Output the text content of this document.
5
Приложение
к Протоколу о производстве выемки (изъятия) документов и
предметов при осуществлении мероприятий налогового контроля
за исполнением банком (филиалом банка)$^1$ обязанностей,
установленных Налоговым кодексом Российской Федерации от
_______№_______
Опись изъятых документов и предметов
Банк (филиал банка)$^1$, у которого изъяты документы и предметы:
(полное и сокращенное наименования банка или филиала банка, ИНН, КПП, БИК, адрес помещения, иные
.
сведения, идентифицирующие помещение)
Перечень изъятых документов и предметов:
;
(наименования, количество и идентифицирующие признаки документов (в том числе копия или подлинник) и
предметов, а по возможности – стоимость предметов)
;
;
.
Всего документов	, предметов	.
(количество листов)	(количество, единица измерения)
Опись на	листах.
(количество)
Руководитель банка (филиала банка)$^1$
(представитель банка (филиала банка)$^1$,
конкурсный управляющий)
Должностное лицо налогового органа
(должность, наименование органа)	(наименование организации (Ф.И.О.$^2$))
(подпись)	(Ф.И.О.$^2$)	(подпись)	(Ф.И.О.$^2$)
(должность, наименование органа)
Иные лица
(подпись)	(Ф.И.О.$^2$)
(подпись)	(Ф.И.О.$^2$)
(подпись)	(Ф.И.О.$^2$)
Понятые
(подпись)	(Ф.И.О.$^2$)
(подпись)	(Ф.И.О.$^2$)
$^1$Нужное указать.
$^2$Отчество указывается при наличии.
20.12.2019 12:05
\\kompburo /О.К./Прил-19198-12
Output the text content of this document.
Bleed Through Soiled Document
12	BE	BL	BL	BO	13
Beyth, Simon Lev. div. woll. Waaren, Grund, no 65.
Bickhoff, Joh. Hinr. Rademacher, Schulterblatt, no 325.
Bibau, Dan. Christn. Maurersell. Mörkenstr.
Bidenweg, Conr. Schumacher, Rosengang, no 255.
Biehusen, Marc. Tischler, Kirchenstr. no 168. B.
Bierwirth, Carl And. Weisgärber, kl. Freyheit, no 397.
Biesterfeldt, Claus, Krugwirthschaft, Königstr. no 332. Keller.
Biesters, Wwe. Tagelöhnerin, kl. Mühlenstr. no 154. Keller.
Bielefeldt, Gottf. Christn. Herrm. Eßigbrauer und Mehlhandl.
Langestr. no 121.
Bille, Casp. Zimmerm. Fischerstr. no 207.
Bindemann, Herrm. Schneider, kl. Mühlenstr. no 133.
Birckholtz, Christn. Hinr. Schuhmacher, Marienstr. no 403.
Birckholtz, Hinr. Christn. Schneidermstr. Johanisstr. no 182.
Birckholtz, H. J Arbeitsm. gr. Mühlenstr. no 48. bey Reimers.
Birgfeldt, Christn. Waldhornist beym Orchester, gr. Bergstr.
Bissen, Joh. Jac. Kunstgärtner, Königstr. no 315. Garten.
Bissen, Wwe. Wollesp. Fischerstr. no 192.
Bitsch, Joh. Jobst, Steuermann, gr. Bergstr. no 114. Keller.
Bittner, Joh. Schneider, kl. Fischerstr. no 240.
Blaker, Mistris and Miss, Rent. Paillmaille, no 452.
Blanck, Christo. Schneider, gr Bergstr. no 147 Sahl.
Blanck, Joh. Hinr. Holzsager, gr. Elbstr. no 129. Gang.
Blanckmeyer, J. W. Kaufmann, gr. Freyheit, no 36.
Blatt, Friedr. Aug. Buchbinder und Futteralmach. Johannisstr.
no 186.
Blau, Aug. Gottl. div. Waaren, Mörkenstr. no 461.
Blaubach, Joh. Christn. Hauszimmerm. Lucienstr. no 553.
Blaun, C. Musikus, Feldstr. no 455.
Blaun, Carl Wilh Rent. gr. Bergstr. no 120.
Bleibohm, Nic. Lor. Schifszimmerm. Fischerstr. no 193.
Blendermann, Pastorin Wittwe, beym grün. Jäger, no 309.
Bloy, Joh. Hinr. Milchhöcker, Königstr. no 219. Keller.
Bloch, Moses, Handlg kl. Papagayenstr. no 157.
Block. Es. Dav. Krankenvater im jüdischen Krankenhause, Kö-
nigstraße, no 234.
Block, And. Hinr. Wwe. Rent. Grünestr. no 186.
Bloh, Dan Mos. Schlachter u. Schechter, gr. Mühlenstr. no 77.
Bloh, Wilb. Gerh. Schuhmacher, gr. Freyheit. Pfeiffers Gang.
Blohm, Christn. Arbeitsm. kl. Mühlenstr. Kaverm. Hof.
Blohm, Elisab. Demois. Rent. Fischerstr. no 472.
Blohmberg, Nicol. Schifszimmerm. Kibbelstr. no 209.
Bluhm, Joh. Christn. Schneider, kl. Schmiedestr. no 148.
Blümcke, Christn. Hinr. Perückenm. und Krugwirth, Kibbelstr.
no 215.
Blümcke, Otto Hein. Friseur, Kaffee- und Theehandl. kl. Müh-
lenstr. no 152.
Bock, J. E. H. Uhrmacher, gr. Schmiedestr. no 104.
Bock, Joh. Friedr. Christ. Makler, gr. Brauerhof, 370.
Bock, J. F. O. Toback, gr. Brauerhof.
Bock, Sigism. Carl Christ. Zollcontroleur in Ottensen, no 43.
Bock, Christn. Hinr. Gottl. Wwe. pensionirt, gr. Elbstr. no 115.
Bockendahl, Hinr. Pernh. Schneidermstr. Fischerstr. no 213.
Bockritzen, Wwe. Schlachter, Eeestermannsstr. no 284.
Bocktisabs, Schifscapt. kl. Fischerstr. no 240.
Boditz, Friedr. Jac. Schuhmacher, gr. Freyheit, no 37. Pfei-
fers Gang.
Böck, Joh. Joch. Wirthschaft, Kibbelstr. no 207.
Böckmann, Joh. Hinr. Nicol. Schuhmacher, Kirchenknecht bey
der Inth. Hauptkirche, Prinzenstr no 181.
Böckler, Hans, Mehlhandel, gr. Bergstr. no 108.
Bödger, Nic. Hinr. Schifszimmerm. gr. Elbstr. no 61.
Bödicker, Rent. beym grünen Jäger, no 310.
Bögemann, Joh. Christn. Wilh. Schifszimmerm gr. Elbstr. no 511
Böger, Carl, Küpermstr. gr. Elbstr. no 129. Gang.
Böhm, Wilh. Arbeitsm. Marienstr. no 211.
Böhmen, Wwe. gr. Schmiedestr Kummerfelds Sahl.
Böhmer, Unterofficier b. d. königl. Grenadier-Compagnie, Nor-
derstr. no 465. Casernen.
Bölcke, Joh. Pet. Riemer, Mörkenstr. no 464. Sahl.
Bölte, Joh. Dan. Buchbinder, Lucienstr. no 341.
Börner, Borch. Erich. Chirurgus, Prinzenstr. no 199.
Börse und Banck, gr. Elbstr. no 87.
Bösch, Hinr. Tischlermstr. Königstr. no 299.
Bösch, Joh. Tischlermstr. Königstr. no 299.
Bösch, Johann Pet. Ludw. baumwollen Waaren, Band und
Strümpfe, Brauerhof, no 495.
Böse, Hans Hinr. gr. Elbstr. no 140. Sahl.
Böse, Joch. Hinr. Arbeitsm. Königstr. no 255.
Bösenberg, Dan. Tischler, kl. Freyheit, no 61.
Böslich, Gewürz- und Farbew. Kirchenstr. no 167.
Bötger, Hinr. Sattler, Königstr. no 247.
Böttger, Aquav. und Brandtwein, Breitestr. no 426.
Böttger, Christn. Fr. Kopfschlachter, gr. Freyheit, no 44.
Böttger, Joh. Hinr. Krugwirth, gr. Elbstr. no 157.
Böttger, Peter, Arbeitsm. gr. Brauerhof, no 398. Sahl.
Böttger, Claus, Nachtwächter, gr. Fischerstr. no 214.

------------------------------------------------------------

Lines that hold "Christn" are the ones to copy; find all of them.

Answer for the task -
Bibau, Dan. Christn. Maurersell. Mörkenstr.
Bielefeldt, Gottf. Christn. Herrm. Eßigbrauer und Mehlhandl.
Birckholtz, Christn. Hinr. Schuhmacher, Marienstr. no 403.
Birckholtz, Hinr. Christn. Schneidermstr. Johanisstr. no 182.
Birgfeldt, Christn. Waldhornist beym Orchester, gr. Bergstr.
Blaubach, Joh. Christn. Hauszimmerm. Lucienstr. no 553.
Blohm, Christn. Arbeitsm. kl. Mühlenstr. Kaverm. Hof.
Bluhm, Joh. Christn. Schneider, kl. Schmiedestr. no 148.
Blümcke, Christn. Hinr. Perückenm. und Krugwirth, Kibbelstr.
Bock, Christn. Hinr. Gottl. Wwe. pensionirt, gr. Elbstr. no 115.
Bögemann, Joh. Christn. Wilh. Schifszimmerm gr. Elbstr. no 511
Böttger, Christn. Fr. Kopfschlachter, gr. Freyheit, no 44.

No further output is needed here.